>> Begin SUPPLIED RECORDS
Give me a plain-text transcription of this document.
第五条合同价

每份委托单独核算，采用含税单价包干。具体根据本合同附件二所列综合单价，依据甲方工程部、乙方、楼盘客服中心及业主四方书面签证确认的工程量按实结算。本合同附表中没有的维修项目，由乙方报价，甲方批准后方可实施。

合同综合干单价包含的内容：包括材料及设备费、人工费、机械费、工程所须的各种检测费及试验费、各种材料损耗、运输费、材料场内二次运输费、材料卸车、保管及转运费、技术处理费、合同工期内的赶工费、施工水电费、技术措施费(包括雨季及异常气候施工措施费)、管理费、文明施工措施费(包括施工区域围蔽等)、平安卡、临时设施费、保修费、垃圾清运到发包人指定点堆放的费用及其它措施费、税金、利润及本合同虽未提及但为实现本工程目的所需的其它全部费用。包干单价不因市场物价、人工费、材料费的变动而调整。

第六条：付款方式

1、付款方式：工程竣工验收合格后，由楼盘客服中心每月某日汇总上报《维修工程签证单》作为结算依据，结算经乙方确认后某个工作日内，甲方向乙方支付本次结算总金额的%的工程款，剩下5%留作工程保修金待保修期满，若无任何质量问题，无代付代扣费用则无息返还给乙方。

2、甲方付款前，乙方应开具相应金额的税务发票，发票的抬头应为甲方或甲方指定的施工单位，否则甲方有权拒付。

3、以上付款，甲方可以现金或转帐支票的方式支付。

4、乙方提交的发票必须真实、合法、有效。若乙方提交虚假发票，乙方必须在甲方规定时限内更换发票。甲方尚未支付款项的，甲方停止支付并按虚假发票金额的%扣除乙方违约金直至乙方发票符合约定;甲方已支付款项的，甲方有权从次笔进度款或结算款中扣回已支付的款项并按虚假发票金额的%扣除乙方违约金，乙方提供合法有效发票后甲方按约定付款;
>> End SUPPLIED RECORDS
Transcribe all the entries, keeping each one exactly as it is.

TASK OUTPUT:
Give me a plain-text transcription of this document.
第五条合同价

每份委托单独核算，采用含税单价包干。具体根据本合同附件二所列综合单价，依据甲方工程部、乙方、楼盘客服中心及业主四方书面签证确认的工程量按实结算。本合同附表中没有的维修项目，由乙方报价，甲方批准后方可实施。

合同综合干单价包含的内容：包括材料及设备费、人工费、机械费、工程所须的各种检测费及试验费、各种材料损耗、运输费、材料场内二次运输费、材料卸车、保管及转运费、技术处理费、合同工期内的赶工费、施工水电费、技术措施费(包括雨季及异常气候施工措施费)、管理费、文明施工措施费(包括施工区域围蔽等)、平安卡、临时设施费、保修费、垃圾清运到发包人指定点堆放的费用及其它措施费、税金、利润及本合同虽未提及但为实现本工程目的所需的其它全部费用。包干单价不因市场物价、人工费、材料费的变动而调整。

第六条：付款方式

1、付款方式：工程竣工验收合格后，由楼盘客服中心每月某日汇总上报《维修工程签证单》作为结算依据，结算经乙方确认后某个工作日内，甲方向乙方支付本次结算总金额的%的工程款，剩下5%留作工程保修金待保修期满，若无任何质量问题，无代付代扣费用则无息返还给乙方。

2、甲方付款前，乙方应开具相应金额的税务发票，发票的抬头应为甲方或甲方指定的施工单位，否则甲方有权拒付。

3、以上付款，甲方可以现金或转帐支票的方式支付。

4、乙方提交的发票必须真实、合法、有效。若乙方提交虚假发票，乙方必须在甲方规定时限内更换发票。甲方尚未支付款项的，甲方停止支付并按虚假发票金额的%扣除乙方违约金直至乙方发票符合约定;甲方已支付款项的，甲方有权从次笔进度款或结算款中扣回已支付的款项并按虚假发票金额的%扣除乙方违约金，乙方提供合法有效发票后甲方按约定付款;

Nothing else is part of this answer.